===== Data for this task

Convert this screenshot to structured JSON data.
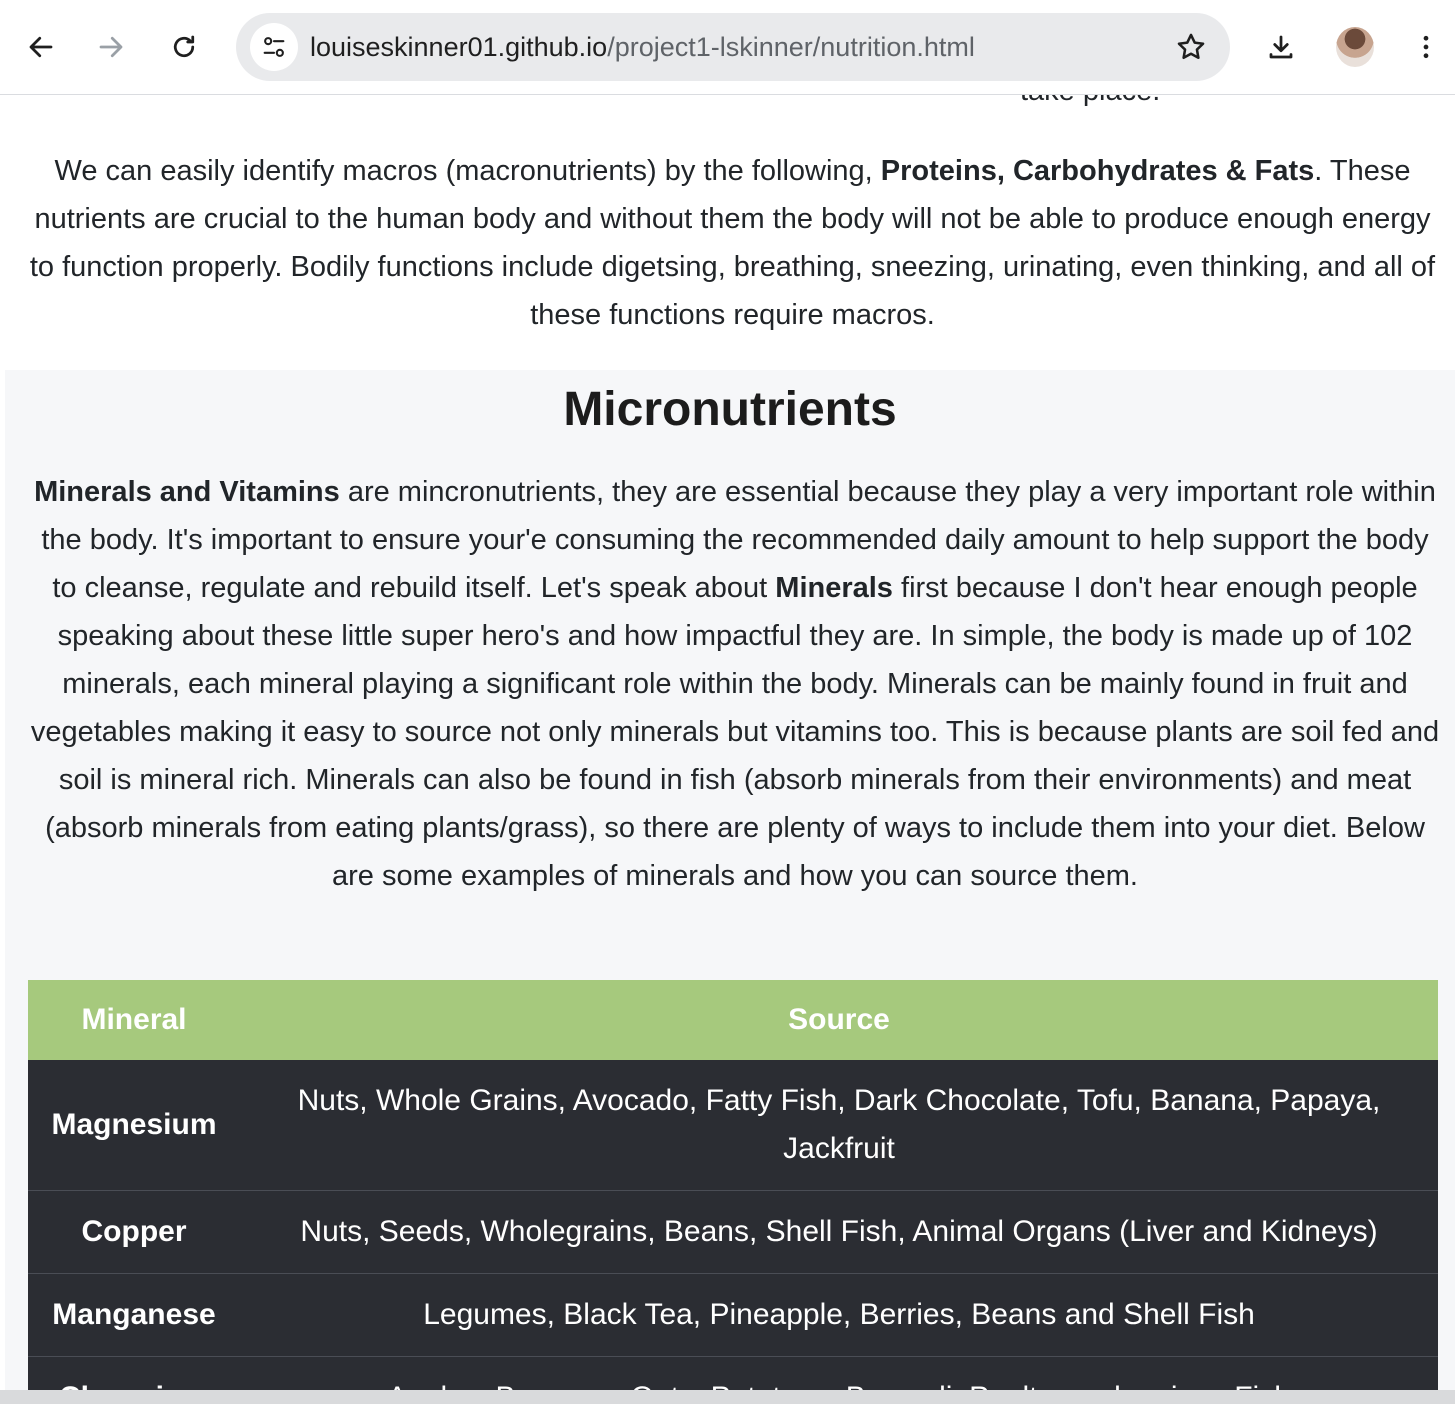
{
  "browser": {
    "url_host": "louiseskinner01.github.io",
    "url_path": "/project1-lskinner/nutrition.html"
  },
  "page": {
    "cut_off_text": "take place.",
    "macro_paragraph": {
      "before_bold": "We can easily identify macros (macronutrients) by the following, ",
      "bold": "Proteins, Carbohydrates & Fats",
      "after_bold": ". These nutrients are crucial to the human body and without them the body will not be able to produce enough energy to function properly. Bodily functions include digetsing, breathing, sneezing, urinating, even thinking, and all of these functions require macros."
    },
    "micronutrients": {
      "title": "Micronutrients",
      "bold1": "Minerals and Vitamins",
      "text1": " are mincronutrients, they are essential because they play a very important role within the body. It's important to ensure your'e consuming the recommended daily amount to help support the body to cleanse, regulate and rebuild itself. Let's speak about ",
      "bold2": "Minerals",
      "text2": " first because I don't hear enough people speaking about these little super hero's and how impactful they are. In simple, the body is made up of 102 minerals, each mineral playing a significant role within the body. Minerals can be mainly found in fruit and vegetables making it easy to source not only minerals but vitamins too. This is because plants are soil fed and soil is mineral rich. Minerals can also be found in fish (absorb minerals from their environments) and meat (absorb minerals from eating plants/grass), so there are plenty of ways to include them into your diet. Below are some examples of minerals and how you can source them."
    },
    "table": {
      "headers": [
        "Mineral",
        "Source"
      ],
      "rows": [
        {
          "mineral": "Magnesium",
          "source": "Nuts, Whole Grains, Avocado, Fatty Fish, Dark Chocolate, Tofu, Banana, Papaya, Jackfruit"
        },
        {
          "mineral": "Copper",
          "source": "Nuts, Seeds, Wholegrains, Beans, Shell Fish, Animal Organs (Liver and Kidneys)"
        },
        {
          "mineral": "Manganese",
          "source": "Legumes, Black Tea, Pineapple, Berries, Beans and Shell Fish"
        },
        {
          "mineral": "Chromium",
          "source": "Apples, Bananas, Oats, Potatoes, Broccoli, Poultry and various Fish"
        }
      ]
    }
  }
}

==========

If a picture appears in the data, omit it; transcribe all the rest exactly.

Exercise result:
Convert this screenshot to structured JSON data.
{
  "browser": {
    "url_host": "louiseskinner01.github.io",
    "url_path": "/project1-lskinner/nutrition.html"
  },
  "page": {
    "cut_off_text": "take place.",
    "macro_paragraph": {
      "before_bold": "We can easily identify macros (macronutrients) by the following, ",
      "bold": "Proteins, Carbohydrates & Fats",
      "after_bold": ". These nutrients are crucial to the human body and without them the body will not be able to produce enough energy to function properly. Bodily functions include digetsing, breathing, sneezing, urinating, even thinking, and all of these functions require macros."
    },
    "micronutrients": {
      "title": "Micronutrients",
      "bold1": "Minerals and Vitamins",
      "text1": " are mincronutrients, they are essential because they play a very important role within the body. It's important to ensure your'e consuming the recommended daily amount to help support the body to cleanse, regulate and rebuild itself. Let's speak about ",
      "bold2": "Minerals",
      "text2": " first because I don't hear enough people speaking about these little super hero's and how impactful they are. In simple, the body is made up of 102 minerals, each mineral playing a significant role within the body. Minerals can be mainly found in fruit and vegetables making it easy to source not only minerals but vitamins too. This is because plants are soil fed and soil is mineral rich. Minerals can also be found in fish (absorb minerals from their environments) and meat (absorb minerals from eating plants/grass), so there are plenty of ways to include them into your diet. Below are some examples of minerals and how you can source them."
    },
    "table": {
      "headers": [
        "Mineral",
        "Source"
      ],
      "rows": [
        {
          "mineral": "Magnesium",
          "source": "Nuts, Whole Grains, Avocado, Fatty Fish, Dark Chocolate, Tofu, Banana, Papaya, Jackfruit"
        },
        {
          "mineral": "Copper",
          "source": "Nuts, Seeds, Wholegrains, Beans, Shell Fish, Animal Organs (Liver and Kidneys)"
        },
        {
          "mineral": "Manganese",
          "source": "Legumes, Black Tea, Pineapple, Berries, Beans and Shell Fish"
        },
        {
          "mineral": "Chromium",
          "source": "Apples, Bananas, Oats, Potatoes, Broccoli, Poultry and various Fish"
        }
      ]
    }
  }
}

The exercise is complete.